→ Work instructions
Exclude the pictures and reproduce the remaining data exactly as written.

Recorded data
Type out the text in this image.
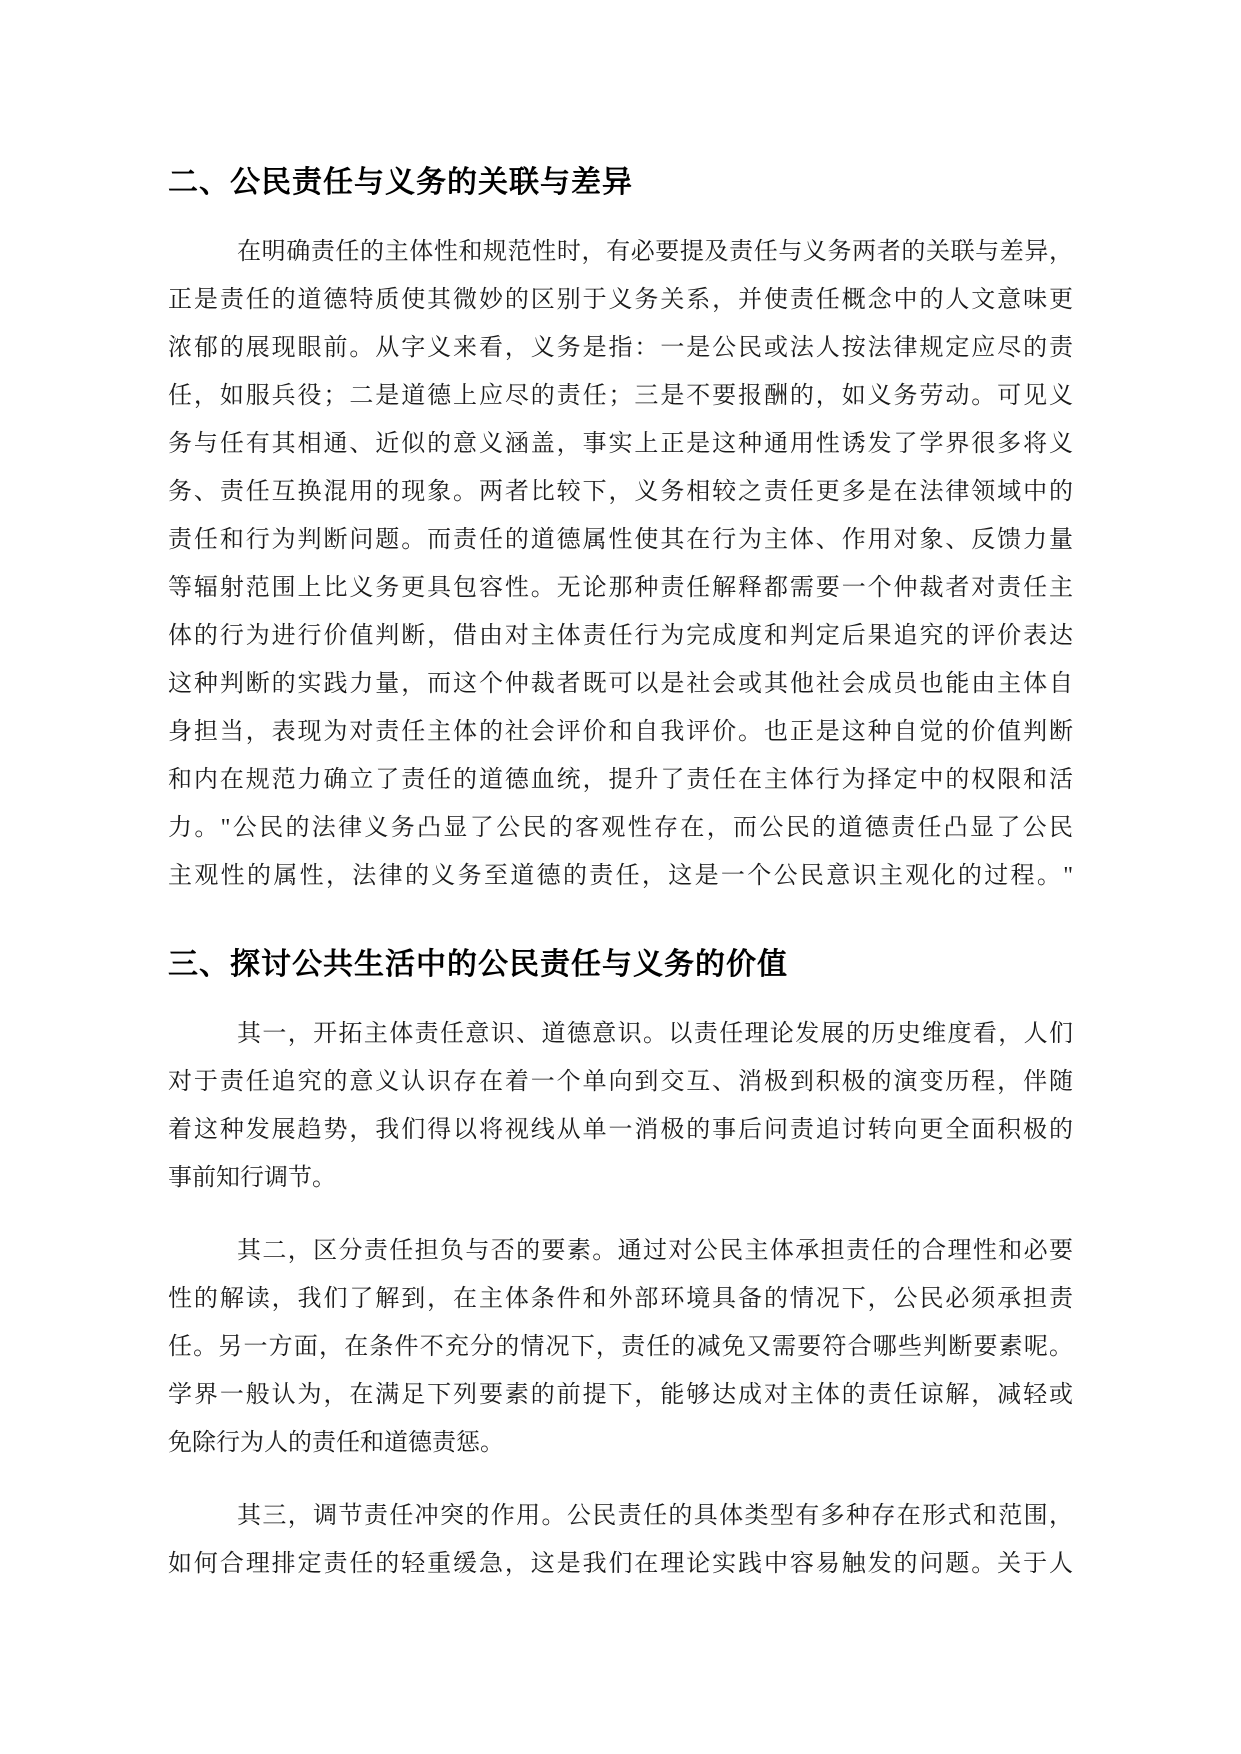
二、公民责任与义务的关联与差异
在明确责任的主体性和规范性时，有必要提及责任与义务两者的关联与差异，
正是责任的道德特质使其微妙的区别于义务关系，并使责任概念中的人文意味更
浓郁的展现眼前。从字义来看，义务是指：一是公民或法人按法律规定应尽的责
任，如服兵役；二是道德上应尽的责任；三是不要报酬的，如义务劳动。可见义
务与任有其相通、近似的意义涵盖，事实上正是这种通用性诱发了学界很多将义
务、责任互换混用的现象。两者比较下，义务相较之责任更多是在法律领域中的
责任和行为判断问题。而责任的道德属性使其在行为主体、作用对象、反馈力量
等辐射范围上比义务更具包容性。无论那种责任解释都需要一个仲裁者对责任主
体的行为进行价值判断，借由对主体责任行为完成度和判定后果追究的评价表达
这种判断的实践力量，而这个仲裁者既可以是社会或其他社会成员也能由主体自
身担当，表现为对责任主体的社会评价和自我评价。也正是这种自觉的价值判断
和内在规范力确立了责任的道德血统，提升了责任在主体行为择定中的权限和活
力。"公民的法律义务凸显了公民的客观性存在，而公民的道德责任凸显了公民
主观性的属性，法律的义务至道德的责任，这是一个公民意识主观化的过程。"
三、探讨公共生活中的公民责任与义务的价值
其一，开拓主体责任意识、道德意识。以责任理论发展的历史维度看，人们
对于责任追究的意义认识存在着一个单向到交互、消极到积极的演变历程，伴随
着这种发展趋势，我们得以将视线从单一消极的事后问责追讨转向更全面积极的
事前知行调节。
其二，区分责任担负与否的要素。通过对公民主体承担责任的合理性和必要
性的解读，我们了解到，在主体条件和外部环境具备的情况下，公民必须承担责
任。另一方面，在条件不充分的情况下，责任的减免又需要符合哪些判断要素呢。
学界一般认为，在满足下列要素的前提下，能够达成对主体的责任谅解，减轻或
免除行为人的责任和道德责惩。
其三，调节责任冲突的作用。公民责任的具体类型有多种存在形式和范围，
如何合理排定责任的轻重缓急，这是我们在理论实践中容易触发的问题。关于人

→ Response to this exercise
Type out the text in this image.
二、公民责任与义务的关联与差异
在明确责任的主体性和规范性时，有必要提及责任与义务两者的关联与差异，
正是责任的道德特质使其微妙的区别于义务关系，并使责任概念中的人文意味更
浓郁的展现眼前。从字义来看，义务是指：一是公民或法人按法律规定应尽的责
任，如服兵役；二是道德上应尽的责任；三是不要报酬的，如义务劳动。可见义
务与任有其相通、近似的意义涵盖，事实上正是这种通用性诱发了学界很多将义
务、责任互换混用的现象。两者比较下，义务相较之责任更多是在法律领域中的
责任和行为判断问题。而责任的道德属性使其在行为主体、作用对象、反馈力量
等辐射范围上比义务更具包容性。无论那种责任解释都需要一个仲裁者对责任主
体的行为进行价值判断，借由对主体责任行为完成度和判定后果追究的评价表达
这种判断的实践力量，而这个仲裁者既可以是社会或其他社会成员也能由主体自
身担当，表现为对责任主体的社会评价和自我评价。也正是这种自觉的价值判断
和内在规范力确立了责任的道德血统，提升了责任在主体行为择定中的权限和活
力。"公民的法律义务凸显了公民的客观性存在，而公民的道德责任凸显了公民
主观性的属性，法律的义务至道德的责任，这是一个公民意识主观化的过程。"
三、探讨公共生活中的公民责任与义务的价值
其一，开拓主体责任意识、道德意识。以责任理论发展的历史维度看，人们
对于责任追究的意义认识存在着一个单向到交互、消极到积极的演变历程，伴随
着这种发展趋势，我们得以将视线从单一消极的事后问责追讨转向更全面积极的
事前知行调节。
其二，区分责任担负与否的要素。通过对公民主体承担责任的合理性和必要
性的解读，我们了解到，在主体条件和外部环境具备的情况下，公民必须承担责
任。另一方面，在条件不充分的情况下，责任的减免又需要符合哪些判断要素呢。
学界一般认为，在满足下列要素的前提下，能够达成对主体的责任谅解，减轻或
免除行为人的责任和道德责惩。
其三，调节责任冲突的作用。公民责任的具体类型有多种存在形式和范围，
如何合理排定责任的轻重缓急，这是我们在理论实践中容易触发的问题。关于人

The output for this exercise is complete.